* [SUPPLIED ENTRIES]:

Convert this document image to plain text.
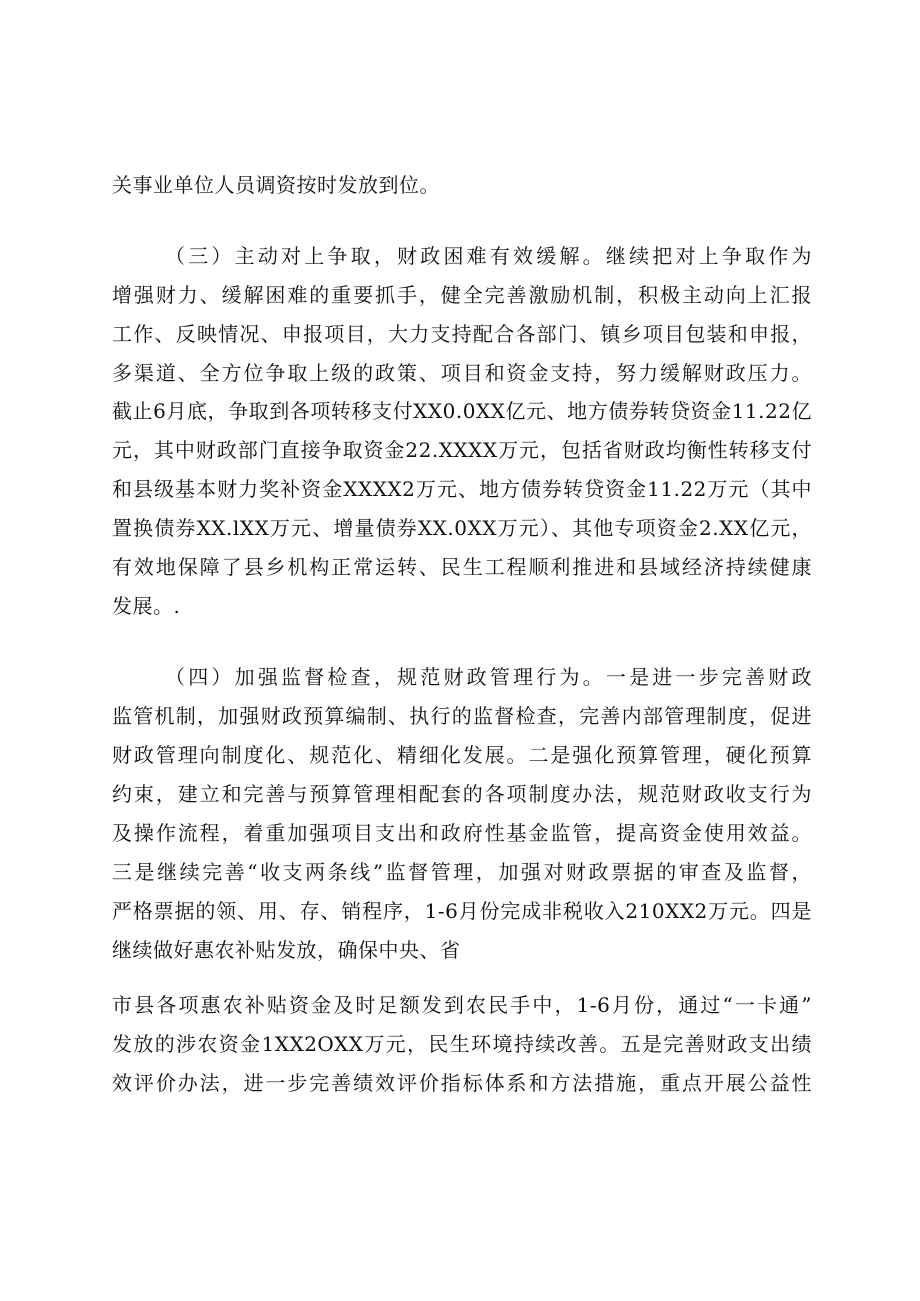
关事业单位人员调资按时发放到位。
（三）主动对上争取，财政困难有效缓解。继续把对上争取作为
增强财力、缓解困难的重要抓手，健全完善激励机制，积极主动向上汇报
工作、反映情况、申报项目，大力支持配合各部门、镇乡项目包装和申报，
多渠道、全方位争取上级的政策、项目和资金支持，努力缓解财政压力。
截止6月底，争取到各项转移支付XX0.0XX亿元、地方债券转贷资金11.22亿
元，其中财政部门直接争取资金22.XXXX万元，包括省财政均衡性转移支付
和县级基本财力奖补资金XXXX2万元、地方债券转贷资金11.22万元（其中
置换债券XX.lXX万元、增量债券XX.0XX万元）、其他专项资金2.XX亿元，
有效地保障了县乡机构正常运转、民生工程顺利推进和县域经济持续健康
发展。.
（四）加强监督检查，规范财政管理行为。一是进一步完善财政
监管机制，加强财政预算编制、执行的监督检查，完善内部管理制度，促进
财政管理向制度化、规范化、精细化发展。二是强化预算管理，硬化预算
约束，建立和完善与预算管理相配套的各项制度办法，规范财政收支行为
及操作流程，着重加强项目支出和政府性基金监管，提高资金使用效益。
三是继续完善“收支两条线”监督管理，加强对财政票据的审查及监督，
严格票据的领、用、存、销程序，1-6月份完成非税收入210XX2万元。四是
继续做好惠农补贴发放，确保中央、省
市县各项惠农补贴资金及时足额发到农民手中，1-6月份，通过“一卡通”
发放的涉农资金1XX2OXX万元，民生环境持续改善。五是完善财政支出绩
效评价办法，进一步完善绩效评价指标体系和方法措施，重点开展公益性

* [REQUIREMENT]: Ignore the images and quote every line of the listing exactly.

* [FULL SOLUTION]:
Convert this document image to plain text.
关事业单位人员调资按时发放到位。
（三）主动对上争取，财政困难有效缓解。继续把对上争取作为
增强财力、缓解困难的重要抓手，健全完善激励机制，积极主动向上汇报
工作、反映情况、申报项目，大力支持配合各部门、镇乡项目包装和申报，
多渠道、全方位争取上级的政策、项目和资金支持，努力缓解财政压力。
截止6月底，争取到各项转移支付XX0.0XX亿元、地方债券转贷资金11.22亿
元，其中财政部门直接争取资金22.XXXX万元，包括省财政均衡性转移支付
和县级基本财力奖补资金XXXX2万元、地方债券转贷资金11.22万元（其中
置换债券XX.lXX万元、增量债券XX.0XX万元）、其他专项资金2.XX亿元，
有效地保障了县乡机构正常运转、民生工程顺利推进和县域经济持续健康
发展。.
（四）加强监督检查，规范财政管理行为。一是进一步完善财政
监管机制，加强财政预算编制、执行的监督检查，完善内部管理制度，促进
财政管理向制度化、规范化、精细化发展。二是强化预算管理，硬化预算
约束，建立和完善与预算管理相配套的各项制度办法，规范财政收支行为
及操作流程，着重加强项目支出和政府性基金监管，提高资金使用效益。
三是继续完善“收支两条线”监督管理，加强对财政票据的审查及监督，
严格票据的领、用、存、销程序，1-6月份完成非税收入210XX2万元。四是
继续做好惠农补贴发放，确保中央、省
市县各项惠农补贴资金及时足额发到农民手中，1-6月份，通过“一卡通”
发放的涉农资金1XX2OXX万元，民生环境持续改善。五是完善财政支出绩
效评价办法，进一步完善绩效评价指标体系和方法措施，重点开展公益性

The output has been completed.